▶ _Exercise requirements_
Without the pictures, copy all the entries below exactly.

====== Entries supplied

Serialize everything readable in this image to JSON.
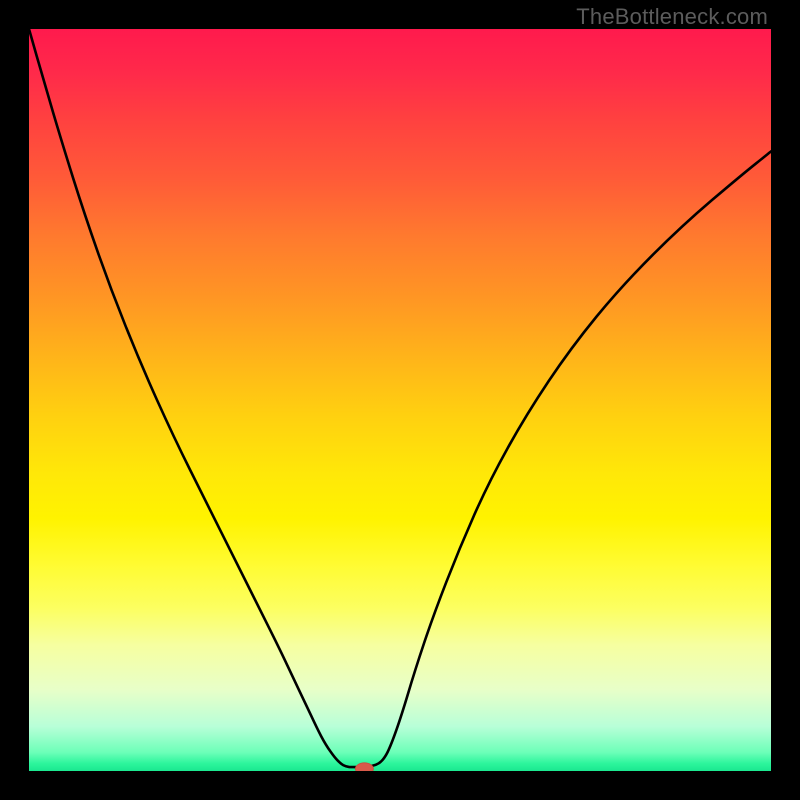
{
  "watermark": "TheBottleneck.com",
  "chart_data": {
    "type": "line",
    "title": "",
    "xlabel": "",
    "ylabel": "",
    "xlim": [
      0,
      1
    ],
    "ylim": [
      0,
      1
    ],
    "grid": false,
    "legend": false,
    "series": [
      {
        "name": "curve",
        "x": [
          0.0,
          0.02,
          0.045,
          0.075,
          0.11,
          0.15,
          0.195,
          0.24,
          0.28,
          0.31,
          0.335,
          0.355,
          0.372,
          0.388,
          0.4,
          0.412,
          0.42,
          0.427,
          0.435,
          0.465,
          0.478,
          0.488,
          0.502,
          0.52,
          0.545,
          0.58,
          0.62,
          0.67,
          0.73,
          0.8,
          0.88,
          0.96,
          1.0
        ],
        "y": [
          1.0,
          0.93,
          0.845,
          0.75,
          0.65,
          0.55,
          0.45,
          0.36,
          0.28,
          0.22,
          0.17,
          0.128,
          0.092,
          0.058,
          0.035,
          0.018,
          0.01,
          0.006,
          0.005,
          0.006,
          0.015,
          0.035,
          0.075,
          0.135,
          0.21,
          0.3,
          0.39,
          0.48,
          0.57,
          0.655,
          0.735,
          0.803,
          0.835
        ]
      }
    ],
    "annotations": [
      {
        "name": "marker-dot",
        "x": 0.452,
        "y": 0.003,
        "color": "#d85a4a",
        "rx": 9,
        "ry": 6
      }
    ],
    "background": {
      "type": "vertical-gradient",
      "stops": [
        {
          "pos": 0.0,
          "color": "#ff1a4d"
        },
        {
          "pos": 0.5,
          "color": "#ffd010"
        },
        {
          "pos": 0.8,
          "color": "#fcff60"
        },
        {
          "pos": 1.0,
          "color": "#1ae890"
        }
      ]
    }
  }
}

============

▶ _Result of this task_
Serialize everything readable in this image to JSON.
{
  "watermark": "TheBottleneck.com",
  "chart_data": {
    "type": "line",
    "title": "",
    "xlabel": "",
    "ylabel": "",
    "xlim": [
      0,
      1
    ],
    "ylim": [
      0,
      1
    ],
    "grid": false,
    "legend": false,
    "series": [
      {
        "name": "curve",
        "x": [
          0.0,
          0.02,
          0.045,
          0.075,
          0.11,
          0.15,
          0.195,
          0.24,
          0.28,
          0.31,
          0.335,
          0.355,
          0.372,
          0.388,
          0.4,
          0.412,
          0.42,
          0.427,
          0.435,
          0.465,
          0.478,
          0.488,
          0.502,
          0.52,
          0.545,
          0.58,
          0.62,
          0.67,
          0.73,
          0.8,
          0.88,
          0.96,
          1.0
        ],
        "y": [
          1.0,
          0.93,
          0.845,
          0.75,
          0.65,
          0.55,
          0.45,
          0.36,
          0.28,
          0.22,
          0.17,
          0.128,
          0.092,
          0.058,
          0.035,
          0.018,
          0.01,
          0.006,
          0.005,
          0.006,
          0.015,
          0.035,
          0.075,
          0.135,
          0.21,
          0.3,
          0.39,
          0.48,
          0.57,
          0.655,
          0.735,
          0.803,
          0.835
        ]
      }
    ],
    "annotations": [
      {
        "name": "marker-dot",
        "x": 0.452,
        "y": 0.003,
        "color": "#d85a4a",
        "rx": 9,
        "ry": 6
      }
    ],
    "background": {
      "type": "vertical-gradient",
      "stops": [
        {
          "pos": 0.0,
          "color": "#ff1a4d"
        },
        {
          "pos": 0.5,
          "color": "#ffd010"
        },
        {
          "pos": 0.8,
          "color": "#fcff60"
        },
        {
          "pos": 1.0,
          "color": "#1ae890"
        }
      ]
    }
  }
}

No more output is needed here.